§ Requirement
Search the material below for the word "issues" and copy every line in which it occurs.

-------

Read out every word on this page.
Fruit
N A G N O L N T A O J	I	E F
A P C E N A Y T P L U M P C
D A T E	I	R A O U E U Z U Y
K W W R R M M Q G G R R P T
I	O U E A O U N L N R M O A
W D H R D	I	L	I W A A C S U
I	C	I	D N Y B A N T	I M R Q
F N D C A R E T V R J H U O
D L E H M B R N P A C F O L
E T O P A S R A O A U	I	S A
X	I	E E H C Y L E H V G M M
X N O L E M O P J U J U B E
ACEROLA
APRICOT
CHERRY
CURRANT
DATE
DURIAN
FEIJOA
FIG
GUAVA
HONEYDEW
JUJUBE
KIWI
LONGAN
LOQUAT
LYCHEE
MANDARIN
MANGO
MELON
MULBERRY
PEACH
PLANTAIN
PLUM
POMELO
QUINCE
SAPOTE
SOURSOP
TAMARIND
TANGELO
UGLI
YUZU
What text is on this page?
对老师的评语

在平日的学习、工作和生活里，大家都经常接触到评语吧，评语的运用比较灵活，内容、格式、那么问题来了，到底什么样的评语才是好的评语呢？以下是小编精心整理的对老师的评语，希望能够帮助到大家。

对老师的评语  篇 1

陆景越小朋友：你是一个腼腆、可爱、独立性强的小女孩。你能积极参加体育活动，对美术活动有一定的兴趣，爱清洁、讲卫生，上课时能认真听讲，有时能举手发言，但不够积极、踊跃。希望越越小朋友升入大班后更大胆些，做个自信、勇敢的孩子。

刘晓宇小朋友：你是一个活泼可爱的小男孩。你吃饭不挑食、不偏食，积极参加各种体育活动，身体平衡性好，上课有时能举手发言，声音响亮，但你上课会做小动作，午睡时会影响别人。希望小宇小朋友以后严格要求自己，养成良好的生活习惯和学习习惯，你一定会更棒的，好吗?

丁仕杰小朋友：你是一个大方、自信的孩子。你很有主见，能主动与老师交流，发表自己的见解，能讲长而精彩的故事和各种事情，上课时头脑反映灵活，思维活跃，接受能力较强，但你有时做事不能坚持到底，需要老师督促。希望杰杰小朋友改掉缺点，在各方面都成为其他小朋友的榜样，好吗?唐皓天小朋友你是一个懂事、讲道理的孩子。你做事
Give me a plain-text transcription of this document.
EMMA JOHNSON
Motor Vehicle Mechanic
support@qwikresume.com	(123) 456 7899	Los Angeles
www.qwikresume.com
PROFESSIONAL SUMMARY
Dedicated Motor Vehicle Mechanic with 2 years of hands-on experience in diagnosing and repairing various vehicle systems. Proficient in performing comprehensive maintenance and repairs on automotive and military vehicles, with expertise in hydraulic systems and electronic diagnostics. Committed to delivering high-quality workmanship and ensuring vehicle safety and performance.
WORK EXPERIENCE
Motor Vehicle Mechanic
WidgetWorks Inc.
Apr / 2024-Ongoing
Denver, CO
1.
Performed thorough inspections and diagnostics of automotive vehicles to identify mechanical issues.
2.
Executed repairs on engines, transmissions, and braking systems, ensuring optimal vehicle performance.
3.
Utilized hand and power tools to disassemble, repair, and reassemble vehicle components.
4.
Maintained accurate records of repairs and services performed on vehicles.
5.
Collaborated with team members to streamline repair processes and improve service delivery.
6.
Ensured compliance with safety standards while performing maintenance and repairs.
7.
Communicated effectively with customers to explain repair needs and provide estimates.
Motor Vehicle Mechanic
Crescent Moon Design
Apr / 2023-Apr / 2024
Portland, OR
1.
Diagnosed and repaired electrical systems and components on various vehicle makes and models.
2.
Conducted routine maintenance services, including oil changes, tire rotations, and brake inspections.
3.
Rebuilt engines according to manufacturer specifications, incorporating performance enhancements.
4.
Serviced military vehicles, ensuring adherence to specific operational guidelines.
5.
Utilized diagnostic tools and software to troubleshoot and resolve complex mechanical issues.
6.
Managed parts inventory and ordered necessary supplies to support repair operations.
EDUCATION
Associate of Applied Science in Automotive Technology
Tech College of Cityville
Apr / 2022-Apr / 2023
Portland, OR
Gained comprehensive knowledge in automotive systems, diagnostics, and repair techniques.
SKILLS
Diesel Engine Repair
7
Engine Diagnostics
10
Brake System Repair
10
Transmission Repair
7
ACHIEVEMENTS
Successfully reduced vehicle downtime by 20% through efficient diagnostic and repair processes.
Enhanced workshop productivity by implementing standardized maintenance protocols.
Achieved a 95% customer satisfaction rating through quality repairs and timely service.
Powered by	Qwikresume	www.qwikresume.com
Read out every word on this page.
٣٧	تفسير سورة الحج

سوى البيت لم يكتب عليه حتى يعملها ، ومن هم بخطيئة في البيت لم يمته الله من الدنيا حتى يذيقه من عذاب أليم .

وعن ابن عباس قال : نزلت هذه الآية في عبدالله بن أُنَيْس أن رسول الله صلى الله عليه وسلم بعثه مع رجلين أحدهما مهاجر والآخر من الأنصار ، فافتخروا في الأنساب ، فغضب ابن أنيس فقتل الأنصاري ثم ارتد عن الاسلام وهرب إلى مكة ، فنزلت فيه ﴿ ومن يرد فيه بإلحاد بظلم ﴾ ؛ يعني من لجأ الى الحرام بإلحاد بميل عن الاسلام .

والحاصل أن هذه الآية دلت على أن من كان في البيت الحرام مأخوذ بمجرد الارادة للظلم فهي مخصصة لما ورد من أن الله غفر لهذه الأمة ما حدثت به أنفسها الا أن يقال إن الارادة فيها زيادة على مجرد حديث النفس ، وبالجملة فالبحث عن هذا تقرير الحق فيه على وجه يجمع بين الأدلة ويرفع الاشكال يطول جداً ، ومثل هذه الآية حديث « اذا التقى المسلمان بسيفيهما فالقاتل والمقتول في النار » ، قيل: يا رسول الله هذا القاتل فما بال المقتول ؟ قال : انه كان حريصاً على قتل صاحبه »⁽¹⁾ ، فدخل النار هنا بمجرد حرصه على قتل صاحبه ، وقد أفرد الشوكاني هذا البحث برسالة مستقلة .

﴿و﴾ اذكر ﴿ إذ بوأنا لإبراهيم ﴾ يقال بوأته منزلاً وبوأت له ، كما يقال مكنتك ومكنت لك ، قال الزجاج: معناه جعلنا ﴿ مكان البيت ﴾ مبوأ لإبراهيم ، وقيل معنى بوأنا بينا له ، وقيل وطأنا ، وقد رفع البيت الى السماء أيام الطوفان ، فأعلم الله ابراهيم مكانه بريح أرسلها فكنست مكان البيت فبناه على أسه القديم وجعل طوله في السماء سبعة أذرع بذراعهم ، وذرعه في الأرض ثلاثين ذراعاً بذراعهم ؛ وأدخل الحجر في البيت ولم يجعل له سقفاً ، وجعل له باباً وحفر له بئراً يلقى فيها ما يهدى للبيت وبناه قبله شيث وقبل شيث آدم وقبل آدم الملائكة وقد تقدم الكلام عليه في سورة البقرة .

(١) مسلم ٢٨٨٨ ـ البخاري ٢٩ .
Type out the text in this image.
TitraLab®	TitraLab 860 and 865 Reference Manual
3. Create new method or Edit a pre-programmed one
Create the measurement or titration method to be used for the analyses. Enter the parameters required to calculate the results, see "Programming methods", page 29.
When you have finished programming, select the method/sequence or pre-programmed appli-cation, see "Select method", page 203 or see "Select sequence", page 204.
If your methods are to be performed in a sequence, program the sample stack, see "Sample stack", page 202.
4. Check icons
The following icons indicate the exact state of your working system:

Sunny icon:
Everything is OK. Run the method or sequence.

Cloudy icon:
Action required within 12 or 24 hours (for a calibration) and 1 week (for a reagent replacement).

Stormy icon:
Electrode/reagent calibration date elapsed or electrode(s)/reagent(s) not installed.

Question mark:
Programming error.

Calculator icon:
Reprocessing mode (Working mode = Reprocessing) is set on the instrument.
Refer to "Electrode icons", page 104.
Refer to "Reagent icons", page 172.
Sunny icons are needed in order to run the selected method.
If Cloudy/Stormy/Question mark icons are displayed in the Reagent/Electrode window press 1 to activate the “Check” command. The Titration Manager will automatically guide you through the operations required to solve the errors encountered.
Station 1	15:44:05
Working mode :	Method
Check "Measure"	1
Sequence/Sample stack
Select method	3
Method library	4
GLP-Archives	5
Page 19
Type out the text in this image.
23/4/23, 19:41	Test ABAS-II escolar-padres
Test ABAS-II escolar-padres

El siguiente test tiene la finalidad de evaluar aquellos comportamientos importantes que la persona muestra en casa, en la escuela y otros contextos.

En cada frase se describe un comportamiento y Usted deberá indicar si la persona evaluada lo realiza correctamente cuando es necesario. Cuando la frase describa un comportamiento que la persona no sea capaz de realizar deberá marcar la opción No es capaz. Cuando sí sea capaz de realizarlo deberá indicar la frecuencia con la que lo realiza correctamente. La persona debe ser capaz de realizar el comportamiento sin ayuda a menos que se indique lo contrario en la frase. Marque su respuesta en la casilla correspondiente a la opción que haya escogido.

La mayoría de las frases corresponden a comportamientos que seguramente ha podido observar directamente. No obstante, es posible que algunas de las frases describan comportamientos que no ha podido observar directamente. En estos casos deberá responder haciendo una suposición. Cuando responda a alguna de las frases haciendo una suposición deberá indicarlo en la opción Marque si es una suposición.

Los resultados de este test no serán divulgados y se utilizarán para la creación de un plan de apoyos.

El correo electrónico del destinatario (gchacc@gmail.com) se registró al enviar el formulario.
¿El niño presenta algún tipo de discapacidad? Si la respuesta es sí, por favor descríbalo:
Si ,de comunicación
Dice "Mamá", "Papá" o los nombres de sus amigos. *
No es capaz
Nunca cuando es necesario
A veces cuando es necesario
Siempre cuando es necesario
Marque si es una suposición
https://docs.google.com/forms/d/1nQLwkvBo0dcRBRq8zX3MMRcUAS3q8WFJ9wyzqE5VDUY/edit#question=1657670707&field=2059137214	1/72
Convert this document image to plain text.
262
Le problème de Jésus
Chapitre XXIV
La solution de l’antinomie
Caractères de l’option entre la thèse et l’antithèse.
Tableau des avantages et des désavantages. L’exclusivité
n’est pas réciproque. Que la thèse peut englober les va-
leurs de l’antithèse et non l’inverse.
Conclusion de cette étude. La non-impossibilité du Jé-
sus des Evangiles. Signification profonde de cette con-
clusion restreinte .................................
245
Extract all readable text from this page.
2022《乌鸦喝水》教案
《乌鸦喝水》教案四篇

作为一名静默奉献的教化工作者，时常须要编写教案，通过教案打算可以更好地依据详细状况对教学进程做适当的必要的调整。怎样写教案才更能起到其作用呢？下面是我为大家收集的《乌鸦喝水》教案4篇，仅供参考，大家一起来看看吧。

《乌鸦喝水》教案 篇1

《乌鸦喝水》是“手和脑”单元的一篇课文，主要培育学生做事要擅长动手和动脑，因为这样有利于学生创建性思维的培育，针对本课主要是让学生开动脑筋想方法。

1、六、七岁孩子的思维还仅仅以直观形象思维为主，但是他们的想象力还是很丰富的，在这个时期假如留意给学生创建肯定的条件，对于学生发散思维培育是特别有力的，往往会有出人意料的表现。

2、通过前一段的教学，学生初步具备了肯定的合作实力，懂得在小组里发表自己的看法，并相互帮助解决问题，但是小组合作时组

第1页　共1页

-------

§ Solution
Performed thorough inspections and diagnostics of automotive vehicles to identify mechanical issues.
Utilized diagnostic tools and software to troubleshoot and resolve complex mechanical issues.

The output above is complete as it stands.